Exercise brief: Find every line in the records that holds the string "EPSON". Copy each one.

========

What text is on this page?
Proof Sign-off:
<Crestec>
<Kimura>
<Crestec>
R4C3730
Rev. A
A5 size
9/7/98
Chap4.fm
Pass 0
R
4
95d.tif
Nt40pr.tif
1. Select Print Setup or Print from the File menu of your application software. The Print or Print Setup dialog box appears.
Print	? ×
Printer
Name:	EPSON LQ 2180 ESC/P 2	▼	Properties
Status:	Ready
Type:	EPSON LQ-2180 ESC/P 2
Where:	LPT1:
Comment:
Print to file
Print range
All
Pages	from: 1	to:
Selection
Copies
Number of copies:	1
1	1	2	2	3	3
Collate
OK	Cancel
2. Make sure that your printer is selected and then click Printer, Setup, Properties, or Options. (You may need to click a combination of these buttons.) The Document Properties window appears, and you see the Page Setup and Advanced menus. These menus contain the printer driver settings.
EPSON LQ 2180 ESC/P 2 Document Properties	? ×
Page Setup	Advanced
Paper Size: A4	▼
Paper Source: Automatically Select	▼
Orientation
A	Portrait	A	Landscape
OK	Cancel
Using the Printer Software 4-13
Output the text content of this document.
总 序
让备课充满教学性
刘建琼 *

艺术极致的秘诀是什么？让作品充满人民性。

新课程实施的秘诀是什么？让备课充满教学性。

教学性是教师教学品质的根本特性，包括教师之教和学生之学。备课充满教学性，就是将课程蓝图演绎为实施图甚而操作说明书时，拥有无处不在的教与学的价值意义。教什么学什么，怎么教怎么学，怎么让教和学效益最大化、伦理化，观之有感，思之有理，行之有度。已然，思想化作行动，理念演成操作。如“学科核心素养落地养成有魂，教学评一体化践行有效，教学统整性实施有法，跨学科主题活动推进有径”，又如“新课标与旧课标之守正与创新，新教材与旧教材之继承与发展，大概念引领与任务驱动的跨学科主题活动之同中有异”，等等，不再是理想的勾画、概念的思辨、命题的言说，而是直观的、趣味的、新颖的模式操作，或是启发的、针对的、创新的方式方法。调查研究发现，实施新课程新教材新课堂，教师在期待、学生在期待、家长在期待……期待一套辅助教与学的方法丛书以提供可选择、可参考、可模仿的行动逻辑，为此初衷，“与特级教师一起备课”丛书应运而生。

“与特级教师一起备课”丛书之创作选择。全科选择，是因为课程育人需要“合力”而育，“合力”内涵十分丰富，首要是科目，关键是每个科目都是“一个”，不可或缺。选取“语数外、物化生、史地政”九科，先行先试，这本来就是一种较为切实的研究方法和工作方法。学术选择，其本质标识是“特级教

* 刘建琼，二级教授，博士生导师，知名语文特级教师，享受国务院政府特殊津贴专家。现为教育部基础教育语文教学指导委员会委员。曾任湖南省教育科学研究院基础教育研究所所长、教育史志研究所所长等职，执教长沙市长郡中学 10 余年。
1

========

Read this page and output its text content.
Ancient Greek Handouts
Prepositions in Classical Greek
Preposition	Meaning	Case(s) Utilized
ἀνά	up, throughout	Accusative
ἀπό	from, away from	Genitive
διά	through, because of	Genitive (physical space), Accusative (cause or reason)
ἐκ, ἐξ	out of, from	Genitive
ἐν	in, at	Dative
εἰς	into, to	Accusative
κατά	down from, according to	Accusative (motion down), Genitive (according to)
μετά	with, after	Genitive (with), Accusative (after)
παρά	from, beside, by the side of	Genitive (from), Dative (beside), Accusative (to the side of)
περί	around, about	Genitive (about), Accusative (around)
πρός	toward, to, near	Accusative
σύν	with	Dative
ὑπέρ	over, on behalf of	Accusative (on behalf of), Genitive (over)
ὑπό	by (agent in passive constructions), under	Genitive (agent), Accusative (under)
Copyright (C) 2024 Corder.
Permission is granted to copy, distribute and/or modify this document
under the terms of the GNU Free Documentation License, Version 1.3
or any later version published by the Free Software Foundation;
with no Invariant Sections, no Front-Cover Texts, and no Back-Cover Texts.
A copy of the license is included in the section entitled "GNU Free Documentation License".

========

Expected output:
Name:	EPSON LQ 2180 ESC/P 2	▼	Properties
Type:	EPSON LQ-2180 ESC/P 2
EPSON LQ 2180 ESC/P 2 Document Properties	? ×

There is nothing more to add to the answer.